▸ TASK INSTRUCTIONS: In the listing below, replace every "holiday-cell" with "observance-cell" and leave the rest unchanged.

▼

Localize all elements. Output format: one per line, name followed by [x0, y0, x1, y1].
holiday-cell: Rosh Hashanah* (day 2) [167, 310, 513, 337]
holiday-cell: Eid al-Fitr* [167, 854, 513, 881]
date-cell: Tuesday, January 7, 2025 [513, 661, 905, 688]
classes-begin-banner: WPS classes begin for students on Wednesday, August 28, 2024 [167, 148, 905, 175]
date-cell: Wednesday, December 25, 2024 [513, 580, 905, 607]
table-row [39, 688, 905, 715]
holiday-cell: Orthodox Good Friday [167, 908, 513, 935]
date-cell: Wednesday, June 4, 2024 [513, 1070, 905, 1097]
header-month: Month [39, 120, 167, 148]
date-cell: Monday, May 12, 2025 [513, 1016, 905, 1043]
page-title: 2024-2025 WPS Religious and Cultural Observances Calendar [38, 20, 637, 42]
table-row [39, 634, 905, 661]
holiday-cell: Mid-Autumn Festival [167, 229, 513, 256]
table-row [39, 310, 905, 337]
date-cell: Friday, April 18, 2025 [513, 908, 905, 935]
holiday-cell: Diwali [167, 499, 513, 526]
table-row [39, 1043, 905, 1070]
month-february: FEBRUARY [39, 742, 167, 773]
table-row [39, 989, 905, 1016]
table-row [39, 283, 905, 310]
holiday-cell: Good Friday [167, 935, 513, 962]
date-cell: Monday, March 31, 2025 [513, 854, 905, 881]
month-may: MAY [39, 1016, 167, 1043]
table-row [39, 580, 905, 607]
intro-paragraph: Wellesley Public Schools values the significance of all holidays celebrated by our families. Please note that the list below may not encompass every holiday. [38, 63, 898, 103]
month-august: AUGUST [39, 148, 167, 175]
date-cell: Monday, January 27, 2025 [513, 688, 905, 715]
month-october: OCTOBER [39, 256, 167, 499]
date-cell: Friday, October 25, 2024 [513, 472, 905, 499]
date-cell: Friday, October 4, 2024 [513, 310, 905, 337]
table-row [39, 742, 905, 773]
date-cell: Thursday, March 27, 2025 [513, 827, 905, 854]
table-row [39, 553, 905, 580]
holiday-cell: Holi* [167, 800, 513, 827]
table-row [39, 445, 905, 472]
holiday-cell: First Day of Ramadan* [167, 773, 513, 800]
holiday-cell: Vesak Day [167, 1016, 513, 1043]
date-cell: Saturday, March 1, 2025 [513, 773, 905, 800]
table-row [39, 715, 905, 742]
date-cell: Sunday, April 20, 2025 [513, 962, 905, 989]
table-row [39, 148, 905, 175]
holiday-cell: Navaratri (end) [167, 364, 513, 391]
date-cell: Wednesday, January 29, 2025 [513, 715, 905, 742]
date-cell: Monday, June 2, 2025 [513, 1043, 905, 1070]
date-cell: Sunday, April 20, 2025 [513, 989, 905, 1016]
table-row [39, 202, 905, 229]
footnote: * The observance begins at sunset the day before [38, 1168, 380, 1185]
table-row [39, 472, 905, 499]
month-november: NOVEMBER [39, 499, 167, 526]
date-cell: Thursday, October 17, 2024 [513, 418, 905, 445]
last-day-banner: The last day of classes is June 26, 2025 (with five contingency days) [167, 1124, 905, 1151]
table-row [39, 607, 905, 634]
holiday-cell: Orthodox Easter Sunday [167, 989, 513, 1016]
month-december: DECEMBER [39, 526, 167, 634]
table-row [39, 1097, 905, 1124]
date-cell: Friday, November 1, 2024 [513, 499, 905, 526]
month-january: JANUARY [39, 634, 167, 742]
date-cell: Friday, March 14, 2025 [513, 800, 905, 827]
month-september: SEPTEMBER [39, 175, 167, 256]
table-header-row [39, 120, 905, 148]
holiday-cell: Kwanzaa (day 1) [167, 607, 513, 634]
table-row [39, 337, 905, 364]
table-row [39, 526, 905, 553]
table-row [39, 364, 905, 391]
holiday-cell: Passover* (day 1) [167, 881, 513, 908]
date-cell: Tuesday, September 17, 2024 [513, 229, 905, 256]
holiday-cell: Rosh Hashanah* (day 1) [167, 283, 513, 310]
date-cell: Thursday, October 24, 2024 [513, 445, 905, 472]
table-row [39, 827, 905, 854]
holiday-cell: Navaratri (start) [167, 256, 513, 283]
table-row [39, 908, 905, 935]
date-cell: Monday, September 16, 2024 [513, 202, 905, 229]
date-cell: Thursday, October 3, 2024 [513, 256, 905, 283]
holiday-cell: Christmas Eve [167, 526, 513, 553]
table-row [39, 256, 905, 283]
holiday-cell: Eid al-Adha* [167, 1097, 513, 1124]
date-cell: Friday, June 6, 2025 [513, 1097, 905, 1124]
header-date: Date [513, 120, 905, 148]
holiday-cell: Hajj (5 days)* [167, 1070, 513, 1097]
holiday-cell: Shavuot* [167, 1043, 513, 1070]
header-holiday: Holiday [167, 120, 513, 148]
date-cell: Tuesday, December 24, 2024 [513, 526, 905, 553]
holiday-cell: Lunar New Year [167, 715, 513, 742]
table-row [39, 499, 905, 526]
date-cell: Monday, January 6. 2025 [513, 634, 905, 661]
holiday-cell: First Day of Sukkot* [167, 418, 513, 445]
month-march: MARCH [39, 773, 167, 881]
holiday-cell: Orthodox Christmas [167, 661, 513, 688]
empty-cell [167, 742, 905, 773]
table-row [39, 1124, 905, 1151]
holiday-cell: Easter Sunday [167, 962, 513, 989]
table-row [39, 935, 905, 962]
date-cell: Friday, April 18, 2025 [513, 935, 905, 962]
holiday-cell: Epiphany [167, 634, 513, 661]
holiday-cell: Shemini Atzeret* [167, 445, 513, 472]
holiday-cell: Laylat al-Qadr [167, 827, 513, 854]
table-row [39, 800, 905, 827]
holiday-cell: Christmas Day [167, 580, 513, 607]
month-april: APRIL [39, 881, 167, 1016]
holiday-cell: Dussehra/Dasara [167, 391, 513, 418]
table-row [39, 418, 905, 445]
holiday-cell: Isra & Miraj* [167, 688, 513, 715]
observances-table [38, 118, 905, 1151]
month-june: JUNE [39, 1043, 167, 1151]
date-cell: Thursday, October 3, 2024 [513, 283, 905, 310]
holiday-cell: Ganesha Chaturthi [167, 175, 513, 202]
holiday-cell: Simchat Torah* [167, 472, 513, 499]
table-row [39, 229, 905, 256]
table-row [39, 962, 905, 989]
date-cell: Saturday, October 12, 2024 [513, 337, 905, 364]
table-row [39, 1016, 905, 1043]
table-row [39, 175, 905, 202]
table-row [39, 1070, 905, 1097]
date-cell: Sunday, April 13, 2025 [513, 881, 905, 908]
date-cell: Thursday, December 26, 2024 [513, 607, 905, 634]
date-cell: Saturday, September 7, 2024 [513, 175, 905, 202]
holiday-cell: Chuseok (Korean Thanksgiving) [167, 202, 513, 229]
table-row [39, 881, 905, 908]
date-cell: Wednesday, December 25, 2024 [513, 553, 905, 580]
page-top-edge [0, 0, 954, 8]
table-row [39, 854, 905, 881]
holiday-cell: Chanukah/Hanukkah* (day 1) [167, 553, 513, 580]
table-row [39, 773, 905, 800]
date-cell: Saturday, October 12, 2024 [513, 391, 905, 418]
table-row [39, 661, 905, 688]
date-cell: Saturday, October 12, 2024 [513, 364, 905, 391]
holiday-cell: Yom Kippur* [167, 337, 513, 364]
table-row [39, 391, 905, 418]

▲

▸ WORKED ANSWER:
Localize all elements. Output format: one per line, name followed by [x0, y0, x1, y1].
observance-cell: Rosh Hashanah* (day 2) [167, 310, 513, 337]
observance-cell: Eid al-Fitr* [167, 854, 513, 881]
date-cell: Tuesday, January 7, 2025 [513, 661, 905, 688]
classes-begin-banner: WPS classes begin for students on Wednesday, August 28, 2024 [167, 148, 905, 175]
date-cell: Wednesday, December 25, 2024 [513, 580, 905, 607]
table-row [39, 688, 905, 715]
observance-cell: Orthodox Good Friday [167, 908, 513, 935]
date-cell: Wednesday, June 4, 2024 [513, 1070, 905, 1097]
header-month: Month [39, 120, 167, 148]
date-cell: Monday, May 12, 2025 [513, 1016, 905, 1043]
page-title: 2024-2025 WPS Religious and Cultural Observances Calendar [38, 20, 637, 42]
table-row [39, 634, 905, 661]
observance-cell: Mid-Autumn Festival [167, 229, 513, 256]
table-row [39, 310, 905, 337]
date-cell: Friday, April 18, 2025 [513, 908, 905, 935]
observance-cell: Diwali [167, 499, 513, 526]
table-row [39, 1043, 905, 1070]
month-february: FEBRUARY [39, 742, 167, 773]
table-row [39, 989, 905, 1016]
table-row [39, 283, 905, 310]
observance-cell: Good Friday [167, 935, 513, 962]
date-cell: Monday, March 31, 2025 [513, 854, 905, 881]
month-may: MAY [39, 1016, 167, 1043]
table-row [39, 580, 905, 607]
intro-paragraph: Wellesley Public Schools values the significance of all holidays celebrated by our families. Please note that the list below may not encompass every holiday. [38, 63, 898, 103]
month-august: AUGUST [39, 148, 167, 175]
date-cell: Monday, January 27, 2025 [513, 688, 905, 715]
month-october: OCTOBER [39, 256, 167, 499]
date-cell: Friday, October 25, 2024 [513, 472, 905, 499]
date-cell: Friday, October 4, 2024 [513, 310, 905, 337]
table-row [39, 742, 905, 773]
date-cell: Thursday, March 27, 2025 [513, 827, 905, 854]
table-row [39, 553, 905, 580]
observance-cell: Holi* [167, 800, 513, 827]
table-row [39, 445, 905, 472]
observance-cell: First Day of Ramadan* [167, 773, 513, 800]
observance-cell: Vesak Day [167, 1016, 513, 1043]
date-cell: Saturday, March 1, 2025 [513, 773, 905, 800]
table-row [39, 715, 905, 742]
date-cell: Sunday, April 20, 2025 [513, 962, 905, 989]
table-row [39, 148, 905, 175]
observance-cell: Navaratri (end) [167, 364, 513, 391]
date-cell: Wednesday, January 29, 2025 [513, 715, 905, 742]
date-cell: Monday, June 2, 2025 [513, 1043, 905, 1070]
date-cell: Sunday, April 20, 2025 [513, 989, 905, 1016]
table-row [39, 202, 905, 229]
footnote: * The observance begins at sunset the day before [38, 1168, 380, 1185]
table-row [39, 472, 905, 499]
month-november: NOVEMBER [39, 499, 167, 526]
date-cell: Thursday, October 17, 2024 [513, 418, 905, 445]
last-day-banner: The last day of classes is June 26, 2025 (with five contingency days) [167, 1124, 905, 1151]
table-row [39, 607, 905, 634]
observance-cell: Orthodox Easter Sunday [167, 989, 513, 1016]
month-december: DECEMBER [39, 526, 167, 634]
table-row [39, 1097, 905, 1124]
date-cell: Friday, November 1, 2024 [513, 499, 905, 526]
month-january: JANUARY [39, 634, 167, 742]
date-cell: Friday, March 14, 2025 [513, 800, 905, 827]
month-september: SEPTEMBER [39, 175, 167, 256]
table-header-row [39, 120, 905, 148]
observance-cell: Kwanzaa (day 1) [167, 607, 513, 634]
table-row [39, 337, 905, 364]
table-row [39, 526, 905, 553]
table-row [39, 364, 905, 391]
observance-cell: Passover* (day 1) [167, 881, 513, 908]
date-cell: Tuesday, September 17, 2024 [513, 229, 905, 256]
observance-cell: Rosh Hashanah* (day 1) [167, 283, 513, 310]
date-cell: Thursday, October 24, 2024 [513, 445, 905, 472]
table-row [39, 827, 905, 854]
observance-cell: Navaratri (start) [167, 256, 513, 283]
table-row [39, 908, 905, 935]
date-cell: Monday, September 16, 2024 [513, 202, 905, 229]
date-cell: Thursday, October 3, 2024 [513, 256, 905, 283]
observance-cell: Christmas Eve [167, 526, 513, 553]
table-row [39, 256, 905, 283]
observance-cell: Eid al-Adha* [167, 1097, 513, 1124]
date-cell: Friday, June 6, 2025 [513, 1097, 905, 1124]
header-date: Date [513, 120, 905, 148]
observance-cell: Hajj (5 days)* [167, 1070, 513, 1097]
observance-cell: Shavuot* [167, 1043, 513, 1070]
header-holiday: Holiday [167, 120, 513, 148]
date-cell: Tuesday, December 24, 2024 [513, 526, 905, 553]
observance-cell: Lunar New Year [167, 715, 513, 742]
table-row [39, 499, 905, 526]
date-cell: Monday, January 6. 2025 [513, 634, 905, 661]
observance-cell: First Day of Sukkot* [167, 418, 513, 445]
month-march: MARCH [39, 773, 167, 881]
observance-cell: Orthodox Christmas [167, 661, 513, 688]
empty-cell [167, 742, 905, 773]
table-row [39, 1124, 905, 1151]
observance-cell: Easter Sunday [167, 962, 513, 989]
table-row [39, 935, 905, 962]
date-cell: Friday, April 18, 2025 [513, 935, 905, 962]
observance-cell: Epiphany [167, 634, 513, 661]
observance-cell: Shemini Atzeret* [167, 445, 513, 472]
observance-cell: Laylat al-Qadr [167, 827, 513, 854]
table-row [39, 800, 905, 827]
observance-cell: Christmas Day [167, 580, 513, 607]
month-april: APRIL [39, 881, 167, 1016]
observance-cell: Dussehra/Dasara [167, 391, 513, 418]
table-row [39, 418, 905, 445]
observance-cell: Isra & Miraj* [167, 688, 513, 715]
observances-table [38, 118, 905, 1151]
month-june: JUNE [39, 1043, 167, 1151]
date-cell: Thursday, October 3, 2024 [513, 283, 905, 310]
observance-cell: Ganesha Chaturthi [167, 175, 513, 202]
observance-cell: Simchat Torah* [167, 472, 513, 499]
table-row [39, 229, 905, 256]
table-row [39, 962, 905, 989]
date-cell: Saturday, October 12, 2024 [513, 337, 905, 364]
table-row [39, 1016, 905, 1043]
table-row [39, 175, 905, 202]
table-row [39, 1070, 905, 1097]
date-cell: Sunday, April 13, 2025 [513, 881, 905, 908]
date-cell: Thursday, December 26, 2024 [513, 607, 905, 634]
date-cell: Saturday, September 7, 2024 [513, 175, 905, 202]
observance-cell: Chuseok (Korean Thanksgiving) [167, 202, 513, 229]
table-row [39, 881, 905, 908]
date-cell: Wednesday, December 25, 2024 [513, 553, 905, 580]
page-top-edge [0, 0, 954, 8]
table-row [39, 854, 905, 881]
observance-cell: Chanukah/Hanukkah* (day 1) [167, 553, 513, 580]
table-row [39, 773, 905, 800]
date-cell: Saturday, October 12, 2024 [513, 391, 905, 418]
table-row [39, 661, 905, 688]
date-cell: Saturday, October 12, 2024 [513, 364, 905, 391]
observance-cell: Yom Kippur* [167, 337, 513, 364]
table-row [39, 391, 905, 418]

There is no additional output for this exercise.